Please put each line of the rows below into a JSON list of strings, one string per line, with blank lines left out.

──────────

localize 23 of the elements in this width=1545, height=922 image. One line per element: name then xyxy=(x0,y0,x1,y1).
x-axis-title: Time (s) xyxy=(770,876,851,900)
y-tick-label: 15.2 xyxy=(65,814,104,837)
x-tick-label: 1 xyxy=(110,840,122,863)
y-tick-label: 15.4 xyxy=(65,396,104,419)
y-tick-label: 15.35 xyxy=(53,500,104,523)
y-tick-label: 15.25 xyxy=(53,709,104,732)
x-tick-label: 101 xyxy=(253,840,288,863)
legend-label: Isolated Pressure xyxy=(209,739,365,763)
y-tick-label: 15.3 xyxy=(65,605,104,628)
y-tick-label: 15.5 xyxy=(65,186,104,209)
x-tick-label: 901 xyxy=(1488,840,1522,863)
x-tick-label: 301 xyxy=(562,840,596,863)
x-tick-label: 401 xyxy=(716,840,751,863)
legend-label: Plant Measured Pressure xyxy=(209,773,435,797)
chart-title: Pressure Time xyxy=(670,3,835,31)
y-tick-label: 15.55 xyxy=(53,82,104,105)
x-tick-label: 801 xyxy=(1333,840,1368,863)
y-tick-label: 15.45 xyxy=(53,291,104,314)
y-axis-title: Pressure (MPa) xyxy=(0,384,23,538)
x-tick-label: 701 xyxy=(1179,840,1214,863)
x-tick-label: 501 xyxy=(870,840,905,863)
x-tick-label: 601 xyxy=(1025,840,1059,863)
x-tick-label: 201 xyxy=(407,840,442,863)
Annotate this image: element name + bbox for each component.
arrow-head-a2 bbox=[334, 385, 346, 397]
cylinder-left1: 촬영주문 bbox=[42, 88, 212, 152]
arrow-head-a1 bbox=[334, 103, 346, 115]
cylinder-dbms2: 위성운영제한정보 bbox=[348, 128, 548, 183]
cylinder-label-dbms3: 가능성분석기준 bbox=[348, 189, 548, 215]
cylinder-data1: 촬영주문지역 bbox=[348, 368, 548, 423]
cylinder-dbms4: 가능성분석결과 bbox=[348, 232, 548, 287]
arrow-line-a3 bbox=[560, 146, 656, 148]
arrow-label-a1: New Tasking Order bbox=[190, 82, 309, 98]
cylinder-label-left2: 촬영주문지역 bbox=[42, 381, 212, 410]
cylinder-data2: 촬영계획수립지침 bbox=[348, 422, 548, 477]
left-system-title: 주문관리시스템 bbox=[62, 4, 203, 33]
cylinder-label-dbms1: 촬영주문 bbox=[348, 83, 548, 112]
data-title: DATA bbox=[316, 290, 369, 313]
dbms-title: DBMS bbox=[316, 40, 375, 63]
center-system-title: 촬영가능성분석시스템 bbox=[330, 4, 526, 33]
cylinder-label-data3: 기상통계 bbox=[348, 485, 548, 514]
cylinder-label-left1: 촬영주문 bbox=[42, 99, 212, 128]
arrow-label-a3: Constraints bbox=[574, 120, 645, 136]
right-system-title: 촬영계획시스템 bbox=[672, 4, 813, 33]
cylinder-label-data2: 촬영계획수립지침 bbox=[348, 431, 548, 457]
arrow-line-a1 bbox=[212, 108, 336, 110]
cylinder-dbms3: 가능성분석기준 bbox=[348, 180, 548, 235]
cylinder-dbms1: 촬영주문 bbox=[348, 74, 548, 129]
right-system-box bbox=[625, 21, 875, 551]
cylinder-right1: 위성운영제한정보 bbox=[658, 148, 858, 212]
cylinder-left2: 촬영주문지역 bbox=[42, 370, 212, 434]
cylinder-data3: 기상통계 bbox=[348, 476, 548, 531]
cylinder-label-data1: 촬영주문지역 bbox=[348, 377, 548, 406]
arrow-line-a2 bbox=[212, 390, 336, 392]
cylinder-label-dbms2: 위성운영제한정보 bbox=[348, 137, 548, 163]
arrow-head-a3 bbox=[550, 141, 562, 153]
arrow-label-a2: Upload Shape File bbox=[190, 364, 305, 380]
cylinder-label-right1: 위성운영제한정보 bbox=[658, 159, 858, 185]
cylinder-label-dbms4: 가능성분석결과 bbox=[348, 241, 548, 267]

──────────

> _Worked answer_:
[
  "localize 23 of the elements in this width=1545, height=922 image. One line per element: name then xyxy=(x0,y0,x1,y1).",
  "x-axis-title: Time (s) xyxy=(770,876,851,900)",
  "y-tick-label: 15.2 xyxy=(65,814,104,837)",
  "x-tick-label: 1 xyxy=(110,840,122,863)",
  "y-tick-label: 15.4 xyxy=(65,396,104,419)",
  "y-tick-label: 15.35 xyxy=(53,500,104,523)",
  "y-tick-label: 15.25 xyxy=(53,709,104,732)",
  "x-tick-label: 101 xyxy=(253,840,288,863)",
  "legend-label: Isolated Pressure xyxy=(209,739,365,763)",
  "y-tick-label: 15.3 xyxy=(65,605,104,628)",
  "y-tick-label: 15.5 xyxy=(65,186,104,209)",
  "x-tick-label: 901 xyxy=(1488,840,1522,863)",
  "x-tick-label: 301 xyxy=(562,840,596,863)",
  "x-tick-label: 401 xyxy=(716,840,751,863)",
  "legend-label: Plant Measured Pressure xyxy=(209,773,435,797)",
  "chart-title: Pressure Time xyxy=(670,3,835,31)",
  "y-tick-label: 15.55 xyxy=(53,82,104,105)",
  "x-tick-label: 801 xyxy=(1333,840,1368,863)",
  "y-tick-label: 15.45 xyxy=(53,291,104,314)",
  "y-axis-title: Pressure (MPa) xyxy=(0,384,23,538)",
  "x-tick-label: 701 xyxy=(1179,840,1214,863)",
  "x-tick-label: 501 xyxy=(870,840,905,863)",
  "x-tick-label: 601 xyxy=(1025,840,1059,863)",
  "x-tick-label: 201 xyxy=(407,840,442,863)",
  "Annotate this image: element name + bbox for each component.",
  "arrow-head-a2 bbox=[334, 385, 346, 397]",
  "cylinder-left1: 촬영주문 bbox=[42, 88, 212, 152]",
  "arrow-head-a1 bbox=[334, 103, 346, 115]",
  "cylinder-dbms2: 위성운영제한정보 bbox=[348, 128, 548, 183]",
  "cylinder-label-dbms3: 가능성분석기준 bbox=[348, 189, 548, 215]",
  "cylinder-data1: 촬영주문지역 bbox=[348, 368, 548, 423]",
  "cylinder-dbms4: 가능성분석결과 bbox=[348, 232, 548, 287]",
  "arrow-line-a3 bbox=[560, 146, 656, 148]",
  "arrow-label-a1: New Tasking Order bbox=[190, 82, 309, 98]",
  "cylinder-label-left2: 촬영주문지역 bbox=[42, 381, 212, 410]",
  "cylinder-data2: 촬영계획수립지침 bbox=[348, 422, 548, 477]",
  "left-system-title: 주문관리시스템 bbox=[62, 4, 203, 33]",
  "cylinder-label-dbms1: 촬영주문 bbox=[348, 83, 548, 112]",
  "data-title: DATA bbox=[316, 290, 369, 313]",
  "dbms-title: DBMS bbox=[316, 40, 375, 63]",
  "center-system-title: 촬영가능성분석시스템 bbox=[330, 4, 526, 33]",
  "cylinder-label-data3: 기상통계 bbox=[348, 485, 548, 514]",
  "cylinder-label-left1: 촬영주문 bbox=[42, 99, 212, 128]",
  "arrow-label-a3: Constraints bbox=[574, 120, 645, 136]",
  "right-system-title: 촬영계획시스템 bbox=[672, 4, 813, 33]",
  "cylinder-label-data2: 촬영계획수립지침 bbox=[348, 431, 548, 457]",
  "arrow-line-a1 bbox=[212, 108, 336, 110]",
  "cylinder-dbms3: 가능성분석기준 bbox=[348, 180, 548, 235]",
  "cylinder-dbms1: 촬영주문 bbox=[348, 74, 548, 129]",
  "right-system-box bbox=[625, 21, 875, 551]",
  "cylinder-right1: 위성운영제한정보 bbox=[658, 148, 858, 212]",
  "cylinder-left2: 촬영주문지역 bbox=[42, 370, 212, 434]",
  "cylinder-data3: 기상통계 bbox=[348, 476, 548, 531]",
  "cylinder-label-data1: 촬영주문지역 bbox=[348, 377, 548, 406]",
  "arrow-line-a2 bbox=[212, 390, 336, 392]",
  "cylinder-label-dbms2: 위성운영제한정보 bbox=[348, 137, 548, 163]",
  "arrow-head-a3 bbox=[550, 141, 562, 153]",
  "arrow-label-a2: Upload Shape File bbox=[190, 364, 305, 380]",
  "cylinder-label-right1: 위성운영제한정보 bbox=[658, 159, 858, 185]",
  "cylinder-label-dbms4: 가능성분석결과 bbox=[348, 241, 548, 267]"
]